**AIM OF THE EXERCISE:** Copy out the entries exactly, from the first line to the last.

Records from a collection:
+===+

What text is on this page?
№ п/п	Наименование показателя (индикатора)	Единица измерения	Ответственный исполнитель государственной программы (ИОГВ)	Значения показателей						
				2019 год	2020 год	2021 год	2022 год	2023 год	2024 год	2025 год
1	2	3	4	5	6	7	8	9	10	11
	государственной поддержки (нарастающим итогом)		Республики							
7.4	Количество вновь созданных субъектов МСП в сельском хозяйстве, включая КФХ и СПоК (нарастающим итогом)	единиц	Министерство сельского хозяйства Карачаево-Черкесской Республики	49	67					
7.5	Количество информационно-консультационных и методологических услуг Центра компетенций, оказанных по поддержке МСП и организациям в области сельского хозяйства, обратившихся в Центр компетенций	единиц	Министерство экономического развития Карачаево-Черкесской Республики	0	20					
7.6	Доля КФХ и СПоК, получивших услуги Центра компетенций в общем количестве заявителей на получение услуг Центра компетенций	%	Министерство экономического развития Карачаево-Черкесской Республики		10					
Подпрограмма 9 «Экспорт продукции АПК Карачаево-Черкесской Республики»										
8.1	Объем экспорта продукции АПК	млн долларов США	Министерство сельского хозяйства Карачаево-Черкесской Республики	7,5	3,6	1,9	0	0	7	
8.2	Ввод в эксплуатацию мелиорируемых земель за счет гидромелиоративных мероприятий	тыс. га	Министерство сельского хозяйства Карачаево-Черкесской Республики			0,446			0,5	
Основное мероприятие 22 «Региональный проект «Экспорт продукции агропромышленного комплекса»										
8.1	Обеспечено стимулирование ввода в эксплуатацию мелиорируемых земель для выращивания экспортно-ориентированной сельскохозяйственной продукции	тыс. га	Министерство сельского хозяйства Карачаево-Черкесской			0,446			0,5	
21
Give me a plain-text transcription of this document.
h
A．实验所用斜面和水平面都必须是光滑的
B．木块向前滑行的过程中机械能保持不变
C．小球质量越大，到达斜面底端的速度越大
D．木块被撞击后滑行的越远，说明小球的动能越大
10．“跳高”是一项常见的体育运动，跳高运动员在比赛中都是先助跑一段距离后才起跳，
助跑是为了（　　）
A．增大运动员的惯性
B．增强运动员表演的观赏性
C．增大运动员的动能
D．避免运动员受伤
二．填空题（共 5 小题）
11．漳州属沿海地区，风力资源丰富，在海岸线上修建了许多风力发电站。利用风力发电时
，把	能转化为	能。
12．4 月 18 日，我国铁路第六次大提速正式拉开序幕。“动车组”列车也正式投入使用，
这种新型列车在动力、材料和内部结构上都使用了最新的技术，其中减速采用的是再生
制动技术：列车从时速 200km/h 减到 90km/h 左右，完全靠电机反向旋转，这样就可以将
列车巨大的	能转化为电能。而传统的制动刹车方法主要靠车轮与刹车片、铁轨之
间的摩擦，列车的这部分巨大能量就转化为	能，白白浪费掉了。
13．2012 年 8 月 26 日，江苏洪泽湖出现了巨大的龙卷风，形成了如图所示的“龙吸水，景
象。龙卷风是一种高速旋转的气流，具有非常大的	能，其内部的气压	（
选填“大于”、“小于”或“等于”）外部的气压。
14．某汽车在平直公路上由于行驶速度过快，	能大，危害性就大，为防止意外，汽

+===+

**RESPONSE FOR THIS EXERCISE:**
What text is on this page?
№ п/п	Наименование показателя (индикатора)	Единица измерения	Ответственный исполнитель государственной программы (ИОГВ)	Значения показателей						
				2019 год	2020 год	2021 год	2022 год	2023 год	2024 год	2025 год
1	2	3	4	5	6	7	8	9	10	11
	государственной поддержки (нарастающим итогом)		Республики							
7.4	Количество вновь созданных субъектов МСП в сельском хозяйстве, включая КФХ и СПоК (нарастающим итогом)	единиц	Министерство сельского хозяйства Карачаево-Черкесской Республики	49	67					
7.5	Количество информационно-консультационных и методологических услуг Центра компетенций, оказанных по поддержке МСП и организациям в области сельского хозяйства, обратившихся в Центр компетенций	единиц	Министерство экономического развития Карачаево-Черкесской Республики	0	20					
7.6	Доля КФХ и СПоК, получивших услуги Центра компетенций в общем количестве заявителей на получение услуг Центра компетенций	%	Министерство экономического развития Карачаево-Черкесской Республики		10					
Подпрограмма 9 «Экспорт продукции АПК Карачаево-Черкесской Республики»										
8.1	Объем экспорта продукции АПК	млн долларов США	Министерство сельского хозяйства Карачаево-Черкесской Республики	7,5	3,6	1,9	0	0	7	
8.2	Ввод в эксплуатацию мелиорируемых земель за счет гидромелиоративных мероприятий	тыс. га	Министерство сельского хозяйства Карачаево-Черкесской Республики			0,446			0,5	
Основное мероприятие 22 «Региональный проект «Экспорт продукции агропромышленного комплекса»										
8.1	Обеспечено стимулирование ввода в эксплуатацию мелиорируемых земель для выращивания экспортно-ориентированной сельскохозяйственной продукции	тыс. га	Министерство сельского хозяйства Карачаево-Черкесской			0,446			0,5	
21
Give me a plain-text transcription of this document.
h
A．实验所用斜面和水平面都必须是光滑的
B．木块向前滑行的过程中机械能保持不变
C．小球质量越大，到达斜面底端的速度越大
D．木块被撞击后滑行的越远，说明小球的动能越大
10．“跳高”是一项常见的体育运动，跳高运动员在比赛中都是先助跑一段距离后才起跳，
助跑是为了（　　）
A．增大运动员的惯性
B．增强运动员表演的观赏性
C．增大运动员的动能
D．避免运动员受伤
二．填空题（共 5 小题）
11．漳州属沿海地区，风力资源丰富，在海岸线上修建了许多风力发电站。利用风力发电时
，把	能转化为	能。
12．4 月 18 日，我国铁路第六次大提速正式拉开序幕。“动车组”列车也正式投入使用，
这种新型列车在动力、材料和内部结构上都使用了最新的技术，其中减速采用的是再生
制动技术：列车从时速 200km/h 减到 90km/h 左右，完全靠电机反向旋转，这样就可以将
列车巨大的	能转化为电能。而传统的制动刹车方法主要靠车轮与刹车片、铁轨之
间的摩擦，列车的这部分巨大能量就转化为	能，白白浪费掉了。
13．2012 年 8 月 26 日，江苏洪泽湖出现了巨大的龙卷风，形成了如图所示的“龙吸水，景
象。龙卷风是一种高速旋转的气流，具有非常大的	能，其内部的气压	（
选填“大于”、“小于”或“等于”）外部的气压。
14．某汽车在平直公路上由于行驶速度过快，	能大，危害性就大，为防止意外，汽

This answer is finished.